_TASK TO CARRY OUT_.
Among the entries below, count the lines where the string "Exports" occurs, and give only the number.
## Begin GIVEN DATA
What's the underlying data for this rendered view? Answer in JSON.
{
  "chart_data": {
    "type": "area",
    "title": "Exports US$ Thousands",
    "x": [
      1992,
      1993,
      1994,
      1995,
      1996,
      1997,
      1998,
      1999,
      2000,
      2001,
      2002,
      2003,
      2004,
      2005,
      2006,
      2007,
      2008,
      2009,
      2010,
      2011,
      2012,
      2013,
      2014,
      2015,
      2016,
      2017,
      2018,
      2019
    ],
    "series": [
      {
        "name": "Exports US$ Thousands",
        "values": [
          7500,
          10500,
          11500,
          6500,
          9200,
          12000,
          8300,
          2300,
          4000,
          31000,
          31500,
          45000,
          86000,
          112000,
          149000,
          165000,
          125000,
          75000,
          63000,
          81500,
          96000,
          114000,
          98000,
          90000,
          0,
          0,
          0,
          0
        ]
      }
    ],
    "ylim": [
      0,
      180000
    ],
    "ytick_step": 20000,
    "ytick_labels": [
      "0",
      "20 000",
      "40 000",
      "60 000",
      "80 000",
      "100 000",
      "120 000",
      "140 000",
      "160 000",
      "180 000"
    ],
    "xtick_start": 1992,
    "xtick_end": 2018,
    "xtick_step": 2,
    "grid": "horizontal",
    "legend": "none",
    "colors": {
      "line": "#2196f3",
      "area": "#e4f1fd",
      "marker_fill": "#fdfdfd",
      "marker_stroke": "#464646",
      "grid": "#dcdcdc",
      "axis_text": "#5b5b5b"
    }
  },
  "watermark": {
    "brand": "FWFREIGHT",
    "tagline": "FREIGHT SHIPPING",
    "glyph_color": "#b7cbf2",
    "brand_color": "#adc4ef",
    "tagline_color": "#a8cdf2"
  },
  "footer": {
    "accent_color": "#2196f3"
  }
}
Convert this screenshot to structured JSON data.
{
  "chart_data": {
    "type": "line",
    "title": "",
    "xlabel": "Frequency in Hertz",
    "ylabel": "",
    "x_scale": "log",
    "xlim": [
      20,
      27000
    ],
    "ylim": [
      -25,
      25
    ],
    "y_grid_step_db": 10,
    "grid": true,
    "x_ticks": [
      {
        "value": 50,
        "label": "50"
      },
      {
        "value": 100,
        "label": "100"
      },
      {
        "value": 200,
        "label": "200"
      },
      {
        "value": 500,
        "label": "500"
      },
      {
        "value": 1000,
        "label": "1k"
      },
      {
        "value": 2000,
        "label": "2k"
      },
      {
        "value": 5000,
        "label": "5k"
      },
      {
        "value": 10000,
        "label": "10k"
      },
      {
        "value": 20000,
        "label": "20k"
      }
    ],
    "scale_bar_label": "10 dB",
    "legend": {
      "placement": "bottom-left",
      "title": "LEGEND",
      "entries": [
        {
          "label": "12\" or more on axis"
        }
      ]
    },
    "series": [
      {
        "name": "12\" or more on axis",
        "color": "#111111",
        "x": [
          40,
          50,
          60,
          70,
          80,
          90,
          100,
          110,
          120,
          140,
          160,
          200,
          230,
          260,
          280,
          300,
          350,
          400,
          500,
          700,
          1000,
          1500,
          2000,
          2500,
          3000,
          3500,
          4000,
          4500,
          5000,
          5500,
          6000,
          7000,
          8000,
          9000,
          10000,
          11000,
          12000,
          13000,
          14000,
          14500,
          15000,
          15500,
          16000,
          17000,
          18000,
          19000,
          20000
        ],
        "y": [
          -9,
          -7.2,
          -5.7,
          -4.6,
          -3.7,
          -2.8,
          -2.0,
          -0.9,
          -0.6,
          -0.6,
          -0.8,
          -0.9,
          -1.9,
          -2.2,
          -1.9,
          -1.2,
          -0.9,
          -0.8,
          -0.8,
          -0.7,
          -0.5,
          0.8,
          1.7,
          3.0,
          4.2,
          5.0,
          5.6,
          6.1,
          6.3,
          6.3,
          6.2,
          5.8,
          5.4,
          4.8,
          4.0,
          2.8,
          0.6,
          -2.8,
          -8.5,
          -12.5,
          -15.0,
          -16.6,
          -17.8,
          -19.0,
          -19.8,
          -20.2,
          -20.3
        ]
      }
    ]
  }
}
## End GIVEN DATA
_RESPONSE TO THIS TASK_.
2